■ **WHAT NEEDS TO BE DONE**
Extract the full listing below without altering a single character.

━━ DATA FOR THIS EXERCISE

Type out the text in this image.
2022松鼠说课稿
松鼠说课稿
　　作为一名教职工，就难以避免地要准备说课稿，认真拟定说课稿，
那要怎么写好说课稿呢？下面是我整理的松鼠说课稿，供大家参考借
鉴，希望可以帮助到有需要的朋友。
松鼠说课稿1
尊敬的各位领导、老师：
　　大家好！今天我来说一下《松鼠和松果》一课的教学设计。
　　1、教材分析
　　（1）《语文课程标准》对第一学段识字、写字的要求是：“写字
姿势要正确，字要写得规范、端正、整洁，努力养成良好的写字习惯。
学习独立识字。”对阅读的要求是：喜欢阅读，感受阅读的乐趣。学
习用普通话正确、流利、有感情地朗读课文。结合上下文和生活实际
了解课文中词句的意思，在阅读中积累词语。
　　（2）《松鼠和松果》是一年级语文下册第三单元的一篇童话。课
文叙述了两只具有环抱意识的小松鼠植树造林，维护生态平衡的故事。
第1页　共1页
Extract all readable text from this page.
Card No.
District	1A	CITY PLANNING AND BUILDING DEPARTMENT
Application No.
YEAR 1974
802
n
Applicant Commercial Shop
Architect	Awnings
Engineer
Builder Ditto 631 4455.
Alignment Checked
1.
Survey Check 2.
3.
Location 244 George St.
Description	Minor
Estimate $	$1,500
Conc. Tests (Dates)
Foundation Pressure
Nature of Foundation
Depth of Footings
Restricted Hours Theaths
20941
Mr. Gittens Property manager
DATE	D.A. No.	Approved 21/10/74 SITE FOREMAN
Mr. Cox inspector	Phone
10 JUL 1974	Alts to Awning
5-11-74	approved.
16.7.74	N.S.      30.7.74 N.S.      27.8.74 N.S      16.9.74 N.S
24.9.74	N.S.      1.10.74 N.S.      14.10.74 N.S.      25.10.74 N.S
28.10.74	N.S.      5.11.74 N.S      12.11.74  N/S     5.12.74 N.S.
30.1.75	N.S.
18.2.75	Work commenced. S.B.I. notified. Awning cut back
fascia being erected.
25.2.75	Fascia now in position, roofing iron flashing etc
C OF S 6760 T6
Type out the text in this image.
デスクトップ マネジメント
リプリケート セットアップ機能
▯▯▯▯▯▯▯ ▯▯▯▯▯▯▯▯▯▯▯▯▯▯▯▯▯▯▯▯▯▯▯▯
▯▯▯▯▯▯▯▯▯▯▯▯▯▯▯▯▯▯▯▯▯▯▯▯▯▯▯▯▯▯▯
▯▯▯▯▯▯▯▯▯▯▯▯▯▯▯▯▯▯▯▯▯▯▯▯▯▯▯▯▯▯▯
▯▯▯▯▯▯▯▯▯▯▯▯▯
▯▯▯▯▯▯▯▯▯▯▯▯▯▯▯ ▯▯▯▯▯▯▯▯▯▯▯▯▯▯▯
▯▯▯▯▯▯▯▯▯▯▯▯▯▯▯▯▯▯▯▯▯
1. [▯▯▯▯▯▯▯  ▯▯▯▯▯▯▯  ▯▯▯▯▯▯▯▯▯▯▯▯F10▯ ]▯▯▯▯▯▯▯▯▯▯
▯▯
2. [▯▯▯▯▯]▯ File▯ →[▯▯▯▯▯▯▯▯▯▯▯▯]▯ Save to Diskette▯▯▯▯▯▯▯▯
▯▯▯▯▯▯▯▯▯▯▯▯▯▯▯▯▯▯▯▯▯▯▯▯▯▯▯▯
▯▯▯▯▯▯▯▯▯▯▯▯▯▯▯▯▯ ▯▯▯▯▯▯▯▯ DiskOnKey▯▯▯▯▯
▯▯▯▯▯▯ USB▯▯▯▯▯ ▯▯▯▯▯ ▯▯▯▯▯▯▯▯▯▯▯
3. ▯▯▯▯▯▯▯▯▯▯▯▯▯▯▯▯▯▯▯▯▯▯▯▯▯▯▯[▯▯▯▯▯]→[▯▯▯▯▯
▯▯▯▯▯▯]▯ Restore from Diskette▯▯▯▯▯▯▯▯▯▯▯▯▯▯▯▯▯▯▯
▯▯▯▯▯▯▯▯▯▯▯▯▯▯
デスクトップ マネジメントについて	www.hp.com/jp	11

━━━━

■ **COMPLETED TASK**
Type out the text in this image.
2022松鼠说课稿
松鼠说课稿
　　作为一名教职工，就难以避免地要准备说课稿，认真拟定说课稿，
那要怎么写好说课稿呢？下面是我整理的松鼠说课稿，供大家参考借
鉴，希望可以帮助到有需要的朋友。
松鼠说课稿1
尊敬的各位领导、老师：
　　大家好！今天我来说一下《松鼠和松果》一课的教学设计。
　　1、教材分析
　　（1）《语文课程标准》对第一学段识字、写字的要求是：“写字
姿势要正确，字要写得规范、端正、整洁，努力养成良好的写字习惯。
学习独立识字。”对阅读的要求是：喜欢阅读，感受阅读的乐趣。学
习用普通话正确、流利、有感情地朗读课文。结合上下文和生活实际
了解课文中词句的意思，在阅读中积累词语。
　　（2）《松鼠和松果》是一年级语文下册第三单元的一篇童话。课
文叙述了两只具有环抱意识的小松鼠植树造林，维护生态平衡的故事。
第1页　共1页
Extract all readable text from this page.
Card No.
District	1A	CITY PLANNING AND BUILDING DEPARTMENT
Application No.
YEAR 1974
802
n
Applicant Commercial Shop
Architect	Awnings
Engineer
Builder Ditto 631 4455.
Alignment Checked
1.
Survey Check 2.
3.
Location 244 George St.
Description	Minor
Estimate $	$1,500
Conc. Tests (Dates)
Foundation Pressure
Nature of Foundation
Depth of Footings
Restricted Hours Theaths
20941
Mr. Gittens Property manager
DATE	D.A. No.	Approved 21/10/74 SITE FOREMAN
Mr. Cox inspector	Phone
10 JUL 1974	Alts to Awning
5-11-74	approved.
16.7.74	N.S.      30.7.74 N.S.      27.8.74 N.S      16.9.74 N.S
24.9.74	N.S.      1.10.74 N.S.      14.10.74 N.S.      25.10.74 N.S
28.10.74	N.S.      5.11.74 N.S      12.11.74  N/S     5.12.74 N.S.
30.1.75	N.S.
18.2.75	Work commenced. S.B.I. notified. Awning cut back
fascia being erected.
25.2.75	Fascia now in position, roofing iron flashing etc
C OF S 6760 T6
Type out the text in this image.
デスクトップ マネジメント
リプリケート セットアップ機能
▯▯▯▯▯▯▯ ▯▯▯▯▯▯▯▯▯▯▯▯▯▯▯▯▯▯▯▯▯▯▯▯
▯▯▯▯▯▯▯▯▯▯▯▯▯▯▯▯▯▯▯▯▯▯▯▯▯▯▯▯▯▯▯
▯▯▯▯▯▯▯▯▯▯▯▯▯▯▯▯▯▯▯▯▯▯▯▯▯▯▯▯▯▯▯
▯▯▯▯▯▯▯▯▯▯▯▯▯
▯▯▯▯▯▯▯▯▯▯▯▯▯▯▯ ▯▯▯▯▯▯▯▯▯▯▯▯▯▯▯
▯▯▯▯▯▯▯▯▯▯▯▯▯▯▯▯▯▯▯▯▯
1. [▯▯▯▯▯▯▯  ▯▯▯▯▯▯▯  ▯▯▯▯▯▯▯▯▯▯▯▯F10▯ ]▯▯▯▯▯▯▯▯▯▯
▯▯
2. [▯▯▯▯▯]▯ File▯ →[▯▯▯▯▯▯▯▯▯▯▯▯]▯ Save to Diskette▯▯▯▯▯▯▯▯
▯▯▯▯▯▯▯▯▯▯▯▯▯▯▯▯▯▯▯▯▯▯▯▯▯▯▯▯
▯▯▯▯▯▯▯▯▯▯▯▯▯▯▯▯▯ ▯▯▯▯▯▯▯▯ DiskOnKey▯▯▯▯▯
▯▯▯▯▯▯ USB▯▯▯▯▯ ▯▯▯▯▯ ▯▯▯▯▯▯▯▯▯▯▯
3. ▯▯▯▯▯▯▯▯▯▯▯▯▯▯▯▯▯▯▯▯▯▯▯▯▯▯▯[▯▯▯▯▯]→[▯▯▯▯▯
▯▯▯▯▯▯]▯ Restore from Diskette▯▯▯▯▯▯▯▯▯▯▯▯▯▯▯▯▯▯▯
▯▯▯▯▯▯▯▯▯▯▯▯▯▯
デスクトップ マネジメントについて	www.hp.com/jp	11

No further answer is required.